(Records from a data collection)
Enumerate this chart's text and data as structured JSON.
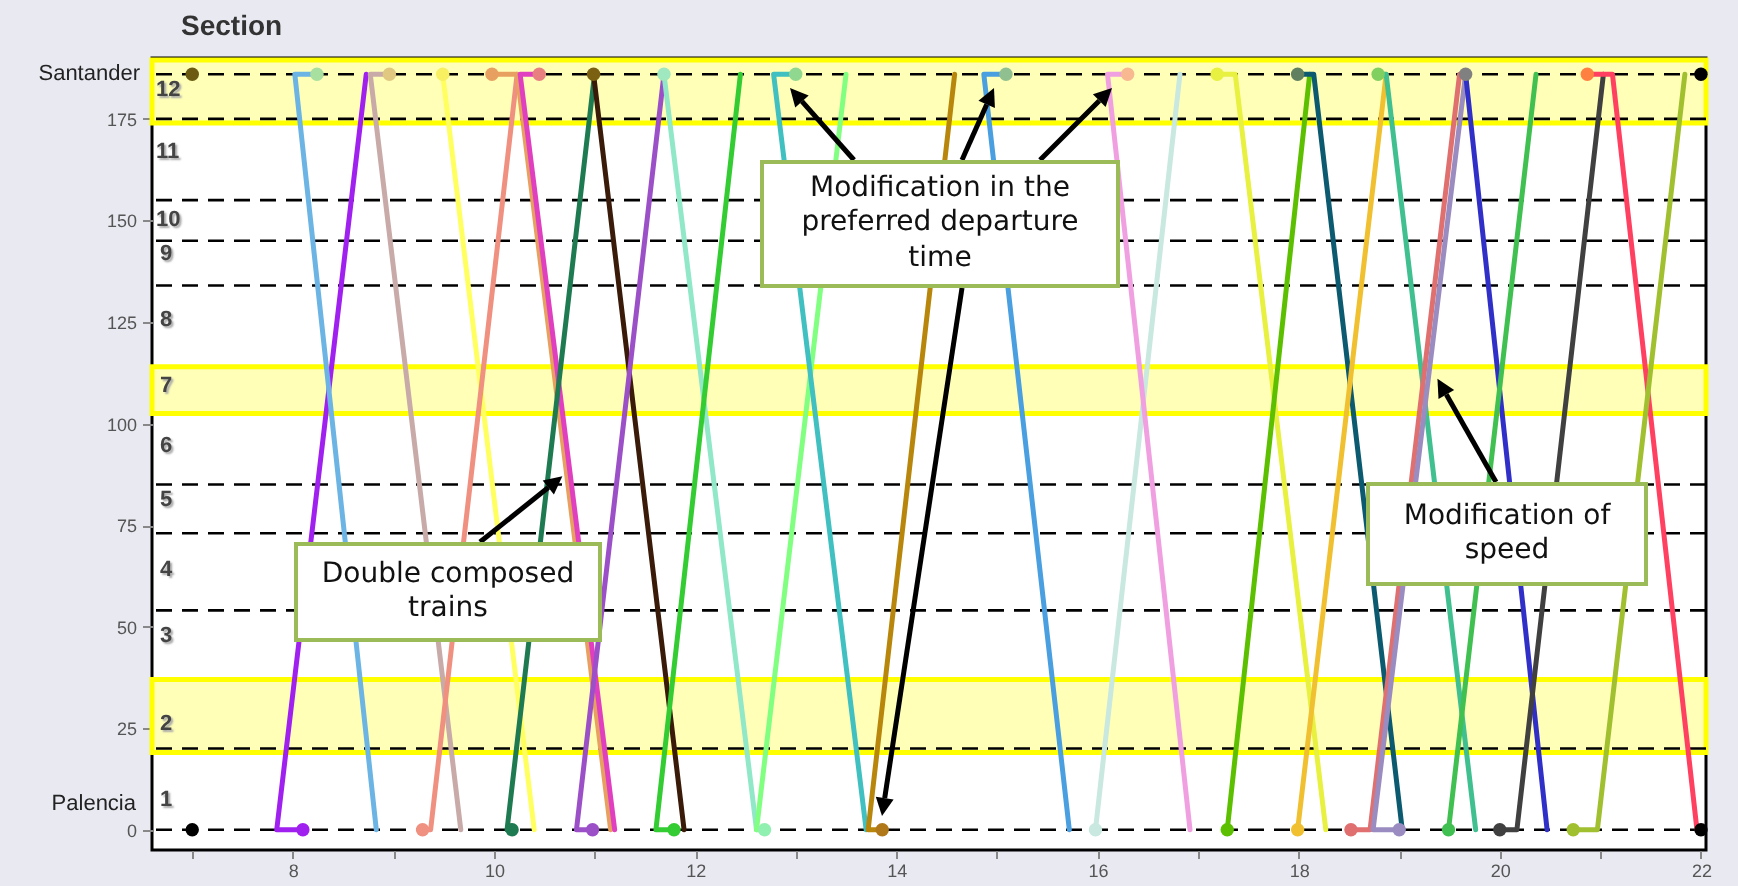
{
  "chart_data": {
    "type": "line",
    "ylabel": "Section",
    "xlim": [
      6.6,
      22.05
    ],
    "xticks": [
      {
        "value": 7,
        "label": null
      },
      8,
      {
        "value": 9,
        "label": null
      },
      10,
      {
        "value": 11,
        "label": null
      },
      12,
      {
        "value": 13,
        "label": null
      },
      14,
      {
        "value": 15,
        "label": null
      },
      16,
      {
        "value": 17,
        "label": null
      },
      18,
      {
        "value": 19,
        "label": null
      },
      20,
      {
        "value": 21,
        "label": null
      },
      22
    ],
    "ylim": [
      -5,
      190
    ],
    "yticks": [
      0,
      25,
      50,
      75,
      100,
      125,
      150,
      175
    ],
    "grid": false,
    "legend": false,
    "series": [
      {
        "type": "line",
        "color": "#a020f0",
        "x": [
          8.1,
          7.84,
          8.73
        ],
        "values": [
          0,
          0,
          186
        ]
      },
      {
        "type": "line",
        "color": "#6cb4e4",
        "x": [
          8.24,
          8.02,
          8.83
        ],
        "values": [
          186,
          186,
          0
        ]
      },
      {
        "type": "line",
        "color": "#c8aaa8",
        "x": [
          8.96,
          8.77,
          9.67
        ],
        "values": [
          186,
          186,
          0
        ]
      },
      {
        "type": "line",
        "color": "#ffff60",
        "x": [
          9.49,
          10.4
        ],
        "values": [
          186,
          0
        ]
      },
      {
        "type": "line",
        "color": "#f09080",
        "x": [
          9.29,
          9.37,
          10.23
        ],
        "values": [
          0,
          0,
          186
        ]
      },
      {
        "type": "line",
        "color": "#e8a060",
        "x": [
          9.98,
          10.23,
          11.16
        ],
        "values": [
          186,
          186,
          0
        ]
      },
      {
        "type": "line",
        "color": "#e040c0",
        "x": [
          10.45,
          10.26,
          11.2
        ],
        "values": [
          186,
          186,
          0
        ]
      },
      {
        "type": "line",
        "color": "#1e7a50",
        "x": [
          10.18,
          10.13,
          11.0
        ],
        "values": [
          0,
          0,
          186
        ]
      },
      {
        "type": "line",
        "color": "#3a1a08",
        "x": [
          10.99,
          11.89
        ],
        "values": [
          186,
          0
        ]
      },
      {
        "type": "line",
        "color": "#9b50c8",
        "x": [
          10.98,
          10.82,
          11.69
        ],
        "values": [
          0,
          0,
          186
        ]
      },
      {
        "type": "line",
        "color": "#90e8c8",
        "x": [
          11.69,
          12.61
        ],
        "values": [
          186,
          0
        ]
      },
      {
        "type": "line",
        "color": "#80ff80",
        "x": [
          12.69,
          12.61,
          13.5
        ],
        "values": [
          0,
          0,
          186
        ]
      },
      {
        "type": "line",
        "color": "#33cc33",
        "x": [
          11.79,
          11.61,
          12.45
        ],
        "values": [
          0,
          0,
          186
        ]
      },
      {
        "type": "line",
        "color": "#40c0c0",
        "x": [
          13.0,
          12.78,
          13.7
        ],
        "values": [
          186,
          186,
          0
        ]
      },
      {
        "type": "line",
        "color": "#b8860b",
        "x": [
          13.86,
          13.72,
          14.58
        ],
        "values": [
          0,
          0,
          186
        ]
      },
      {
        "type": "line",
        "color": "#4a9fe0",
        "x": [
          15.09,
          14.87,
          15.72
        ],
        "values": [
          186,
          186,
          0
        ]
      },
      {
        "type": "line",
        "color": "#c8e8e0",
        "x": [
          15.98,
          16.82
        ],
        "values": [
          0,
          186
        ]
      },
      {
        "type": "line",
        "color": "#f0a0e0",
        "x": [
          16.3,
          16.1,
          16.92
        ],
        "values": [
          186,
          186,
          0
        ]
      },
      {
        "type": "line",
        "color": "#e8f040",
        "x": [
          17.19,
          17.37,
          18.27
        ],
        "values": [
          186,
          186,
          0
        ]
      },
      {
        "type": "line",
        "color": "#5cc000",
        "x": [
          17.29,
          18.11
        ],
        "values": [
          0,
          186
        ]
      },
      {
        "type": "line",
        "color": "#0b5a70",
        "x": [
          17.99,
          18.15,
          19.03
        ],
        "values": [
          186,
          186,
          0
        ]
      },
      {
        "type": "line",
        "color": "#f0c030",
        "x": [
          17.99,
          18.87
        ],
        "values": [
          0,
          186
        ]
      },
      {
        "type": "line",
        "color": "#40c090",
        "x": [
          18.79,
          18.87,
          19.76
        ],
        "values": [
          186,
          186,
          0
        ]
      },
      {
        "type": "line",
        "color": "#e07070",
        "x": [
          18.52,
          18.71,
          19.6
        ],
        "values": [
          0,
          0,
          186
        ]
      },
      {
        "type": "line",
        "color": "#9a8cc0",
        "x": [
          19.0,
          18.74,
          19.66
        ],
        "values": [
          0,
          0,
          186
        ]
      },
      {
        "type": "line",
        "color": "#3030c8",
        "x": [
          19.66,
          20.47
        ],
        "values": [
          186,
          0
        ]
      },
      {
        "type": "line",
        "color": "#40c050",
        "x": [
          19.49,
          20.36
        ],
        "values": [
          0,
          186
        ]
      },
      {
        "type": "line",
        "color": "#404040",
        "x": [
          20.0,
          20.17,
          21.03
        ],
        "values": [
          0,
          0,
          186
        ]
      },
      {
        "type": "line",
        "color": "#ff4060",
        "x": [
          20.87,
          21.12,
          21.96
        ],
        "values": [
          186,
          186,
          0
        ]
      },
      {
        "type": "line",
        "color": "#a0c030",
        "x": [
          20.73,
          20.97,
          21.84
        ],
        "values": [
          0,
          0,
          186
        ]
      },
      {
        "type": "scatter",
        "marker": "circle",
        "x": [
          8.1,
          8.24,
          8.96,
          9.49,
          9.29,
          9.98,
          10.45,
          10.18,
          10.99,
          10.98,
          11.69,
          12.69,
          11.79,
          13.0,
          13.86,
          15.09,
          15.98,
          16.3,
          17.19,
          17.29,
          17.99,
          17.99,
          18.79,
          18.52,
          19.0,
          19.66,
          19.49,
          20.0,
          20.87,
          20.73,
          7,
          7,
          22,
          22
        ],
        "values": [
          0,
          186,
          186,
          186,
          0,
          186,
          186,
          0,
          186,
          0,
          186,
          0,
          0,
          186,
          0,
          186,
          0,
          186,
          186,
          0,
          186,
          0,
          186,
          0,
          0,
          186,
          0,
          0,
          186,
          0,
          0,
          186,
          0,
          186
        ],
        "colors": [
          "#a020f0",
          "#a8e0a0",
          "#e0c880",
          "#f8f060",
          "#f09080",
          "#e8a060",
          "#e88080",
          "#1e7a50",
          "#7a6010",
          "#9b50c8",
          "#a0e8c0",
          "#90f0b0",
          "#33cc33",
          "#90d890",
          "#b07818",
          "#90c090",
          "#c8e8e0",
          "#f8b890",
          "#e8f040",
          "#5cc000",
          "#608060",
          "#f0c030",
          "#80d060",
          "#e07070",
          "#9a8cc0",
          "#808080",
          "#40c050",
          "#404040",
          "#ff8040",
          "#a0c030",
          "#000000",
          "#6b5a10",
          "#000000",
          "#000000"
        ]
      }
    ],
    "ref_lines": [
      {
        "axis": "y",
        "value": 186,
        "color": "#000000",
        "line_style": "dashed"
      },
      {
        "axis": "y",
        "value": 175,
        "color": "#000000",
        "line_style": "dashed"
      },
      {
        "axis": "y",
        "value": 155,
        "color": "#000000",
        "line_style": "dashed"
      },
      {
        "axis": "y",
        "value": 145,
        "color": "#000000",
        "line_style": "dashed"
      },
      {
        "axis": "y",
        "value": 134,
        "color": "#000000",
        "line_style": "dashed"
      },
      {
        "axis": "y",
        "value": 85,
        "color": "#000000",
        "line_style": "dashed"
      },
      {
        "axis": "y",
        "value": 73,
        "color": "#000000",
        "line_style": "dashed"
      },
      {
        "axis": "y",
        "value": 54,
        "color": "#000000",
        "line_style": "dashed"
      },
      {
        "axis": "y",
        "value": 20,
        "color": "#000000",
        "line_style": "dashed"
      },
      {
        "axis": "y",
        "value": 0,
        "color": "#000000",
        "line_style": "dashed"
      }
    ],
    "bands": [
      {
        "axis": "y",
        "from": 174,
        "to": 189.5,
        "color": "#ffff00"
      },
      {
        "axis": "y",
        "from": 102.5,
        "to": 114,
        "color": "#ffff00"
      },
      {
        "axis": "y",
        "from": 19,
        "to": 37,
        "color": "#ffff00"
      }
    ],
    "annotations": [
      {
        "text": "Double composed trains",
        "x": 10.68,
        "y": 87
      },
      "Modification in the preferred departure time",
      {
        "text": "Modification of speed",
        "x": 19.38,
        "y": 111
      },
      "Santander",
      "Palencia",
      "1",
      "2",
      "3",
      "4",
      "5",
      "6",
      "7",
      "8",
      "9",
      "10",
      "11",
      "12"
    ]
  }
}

Stated exercise: Copy every line that includes the string "Modification" from the material above.

Solution for this exercise:
      "Modification in the preferred departure time",
        "text": "Modification of speed",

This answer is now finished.